▶ [REQUEST] Every line below should be repeated exactly.

▶ [TASK DATA]
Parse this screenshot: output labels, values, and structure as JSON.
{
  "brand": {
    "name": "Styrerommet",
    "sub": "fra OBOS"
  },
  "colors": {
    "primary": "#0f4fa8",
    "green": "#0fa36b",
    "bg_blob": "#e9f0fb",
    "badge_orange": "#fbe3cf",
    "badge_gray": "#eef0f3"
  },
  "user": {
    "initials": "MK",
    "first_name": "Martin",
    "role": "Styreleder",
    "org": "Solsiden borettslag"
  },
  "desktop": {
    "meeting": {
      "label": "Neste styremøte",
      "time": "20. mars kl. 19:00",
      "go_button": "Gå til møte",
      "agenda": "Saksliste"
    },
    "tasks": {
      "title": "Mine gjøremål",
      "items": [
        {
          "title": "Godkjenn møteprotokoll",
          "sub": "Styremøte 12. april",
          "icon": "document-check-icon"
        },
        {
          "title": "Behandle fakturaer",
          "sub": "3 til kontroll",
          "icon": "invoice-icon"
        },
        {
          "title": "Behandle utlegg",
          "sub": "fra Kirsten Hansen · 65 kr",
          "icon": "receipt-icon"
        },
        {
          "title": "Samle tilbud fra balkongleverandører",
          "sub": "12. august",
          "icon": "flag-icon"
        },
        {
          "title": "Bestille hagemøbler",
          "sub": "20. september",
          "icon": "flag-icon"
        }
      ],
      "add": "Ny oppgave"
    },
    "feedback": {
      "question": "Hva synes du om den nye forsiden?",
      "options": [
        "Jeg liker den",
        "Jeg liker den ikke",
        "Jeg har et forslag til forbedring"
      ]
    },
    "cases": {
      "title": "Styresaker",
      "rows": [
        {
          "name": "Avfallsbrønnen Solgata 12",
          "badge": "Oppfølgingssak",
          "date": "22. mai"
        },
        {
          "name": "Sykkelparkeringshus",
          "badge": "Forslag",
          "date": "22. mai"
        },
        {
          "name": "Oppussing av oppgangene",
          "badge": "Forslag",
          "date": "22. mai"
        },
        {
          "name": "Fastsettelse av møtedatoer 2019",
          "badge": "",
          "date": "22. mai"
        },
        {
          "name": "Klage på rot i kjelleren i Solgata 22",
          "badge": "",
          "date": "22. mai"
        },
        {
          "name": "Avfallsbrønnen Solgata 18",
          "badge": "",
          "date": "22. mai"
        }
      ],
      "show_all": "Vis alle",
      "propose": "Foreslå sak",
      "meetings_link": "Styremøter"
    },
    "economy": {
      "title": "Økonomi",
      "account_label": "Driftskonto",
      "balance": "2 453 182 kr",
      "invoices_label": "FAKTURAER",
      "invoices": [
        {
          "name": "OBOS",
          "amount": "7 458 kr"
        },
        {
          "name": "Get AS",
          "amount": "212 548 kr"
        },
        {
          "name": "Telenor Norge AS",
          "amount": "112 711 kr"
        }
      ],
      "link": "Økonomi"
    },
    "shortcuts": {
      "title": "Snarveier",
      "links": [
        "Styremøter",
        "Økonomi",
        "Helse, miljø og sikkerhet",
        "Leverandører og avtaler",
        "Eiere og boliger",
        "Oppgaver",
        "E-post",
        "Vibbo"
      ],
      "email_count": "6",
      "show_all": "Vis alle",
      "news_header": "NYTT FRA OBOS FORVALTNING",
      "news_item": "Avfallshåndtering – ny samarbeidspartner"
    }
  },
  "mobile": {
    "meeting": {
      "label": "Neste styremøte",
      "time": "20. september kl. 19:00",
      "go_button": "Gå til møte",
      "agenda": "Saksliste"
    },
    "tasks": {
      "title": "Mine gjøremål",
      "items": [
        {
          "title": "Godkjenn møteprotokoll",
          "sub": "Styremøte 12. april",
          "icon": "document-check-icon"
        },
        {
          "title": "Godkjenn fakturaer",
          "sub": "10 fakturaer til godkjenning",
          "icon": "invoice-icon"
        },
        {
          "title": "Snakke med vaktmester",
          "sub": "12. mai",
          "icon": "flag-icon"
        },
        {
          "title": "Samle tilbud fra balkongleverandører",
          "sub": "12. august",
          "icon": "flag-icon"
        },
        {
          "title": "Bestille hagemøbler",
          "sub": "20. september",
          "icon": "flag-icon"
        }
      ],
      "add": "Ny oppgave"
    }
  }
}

▶ [THE RESULT]
Parse this screenshot: output labels, values, and structure as JSON.
{
  "brand": {
    "name": "Styrerommet",
    "sub": "fra OBOS"
  },
  "colors": {
    "primary": "#0f4fa8",
    "green": "#0fa36b",
    "bg_blob": "#e9f0fb",
    "badge_orange": "#fbe3cf",
    "badge_gray": "#eef0f3"
  },
  "user": {
    "initials": "MK",
    "first_name": "Martin",
    "role": "Styreleder",
    "org": "Solsiden borettslag"
  },
  "desktop": {
    "meeting": {
      "label": "Neste styremøte",
      "time": "20. mars kl. 19:00",
      "go_button": "Gå til møte",
      "agenda": "Saksliste"
    },
    "tasks": {
      "title": "Mine gjøremål",
      "items": [
        {
          "title": "Godkjenn møteprotokoll",
          "sub": "Styremøte 12. april",
          "icon": "document-check-icon"
        },
        {
          "title": "Behandle fakturaer",
          "sub": "3 til kontroll",
          "icon": "invoice-icon"
        },
        {
          "title": "Behandle utlegg",
          "sub": "fra Kirsten Hansen · 65 kr",
          "icon": "receipt-icon"
        },
        {
          "title": "Samle tilbud fra balkongleverandører",
          "sub": "12. august",
          "icon": "flag-icon"
        },
        {
          "title": "Bestille hagemøbler",
          "sub": "20. september",
          "icon": "flag-icon"
        }
      ],
      "add": "Ny oppgave"
    },
    "feedback": {
      "question": "Hva synes du om den nye forsiden?",
      "options": [
        "Jeg liker den",
        "Jeg liker den ikke",
        "Jeg har et forslag til forbedring"
      ]
    },
    "cases": {
      "title": "Styresaker",
      "rows": [
        {
          "name": "Avfallsbrønnen Solgata 12",
          "badge": "Oppfølgingssak",
          "date": "22. mai"
        },
        {
          "name": "Sykkelparkeringshus",
          "badge": "Forslag",
          "date": "22. mai"
        },
        {
          "name": "Oppussing av oppgangene",
          "badge": "Forslag",
          "date": "22. mai"
        },
        {
          "name": "Fastsettelse av møtedatoer 2019",
          "badge": "",
          "date": "22. mai"
        },
        {
          "name": "Klage på rot i kjelleren i Solgata 22",
          "badge": "",
          "date": "22. mai"
        },
        {
          "name": "Avfallsbrønnen Solgata 18",
          "badge": "",
          "date": "22. mai"
        }
      ],
      "show_all": "Vis alle",
      "propose": "Foreslå sak",
      "meetings_link": "Styremøter"
    },
    "economy": {
      "title": "Økonomi",
      "account_label": "Driftskonto",
      "balance": "2 453 182 kr",
      "invoices_label": "FAKTURAER",
      "invoices": [
        {
          "name": "OBOS",
          "amount": "7 458 kr"
        },
        {
          "name": "Get AS",
          "amount": "212 548 kr"
        },
        {
          "name": "Telenor Norge AS",
          "amount": "112 711 kr"
        }
      ],
      "link": "Økonomi"
    },
    "shortcuts": {
      "title": "Snarveier",
      "links": [
        "Styremøter",
        "Økonomi",
        "Helse, miljø og sikkerhet",
        "Leverandører og avtaler",
        "Eiere og boliger",
        "Oppgaver",
        "E-post",
        "Vibbo"
      ],
      "email_count": "6",
      "show_all": "Vis alle",
      "news_header": "NYTT FRA OBOS FORVALTNING",
      "news_item": "Avfallshåndtering – ny samarbeidspartner"
    }
  },
  "mobile": {
    "meeting": {
      "label": "Neste styremøte",
      "time": "20. september kl. 19:00",
      "go_button": "Gå til møte",
      "agenda": "Saksliste"
    },
    "tasks": {
      "title": "Mine gjøremål",
      "items": [
        {
          "title": "Godkjenn møteprotokoll",
          "sub": "Styremøte 12. april",
          "icon": "document-check-icon"
        },
        {
          "title": "Godkjenn fakturaer",
          "sub": "10 fakturaer til godkjenning",
          "icon": "invoice-icon"
        },
        {
          "title": "Snakke med vaktmester",
          "sub": "12. mai",
          "icon": "flag-icon"
        },
        {
          "title": "Samle tilbud fra balkongleverandører",
          "sub": "12. august",
          "icon": "flag-icon"
        },
        {
          "title": "Bestille hagemøbler",
          "sub": "20. september",
          "icon": "flag-icon"
        }
      ],
      "add": "Ny oppgave"
    }
  }
}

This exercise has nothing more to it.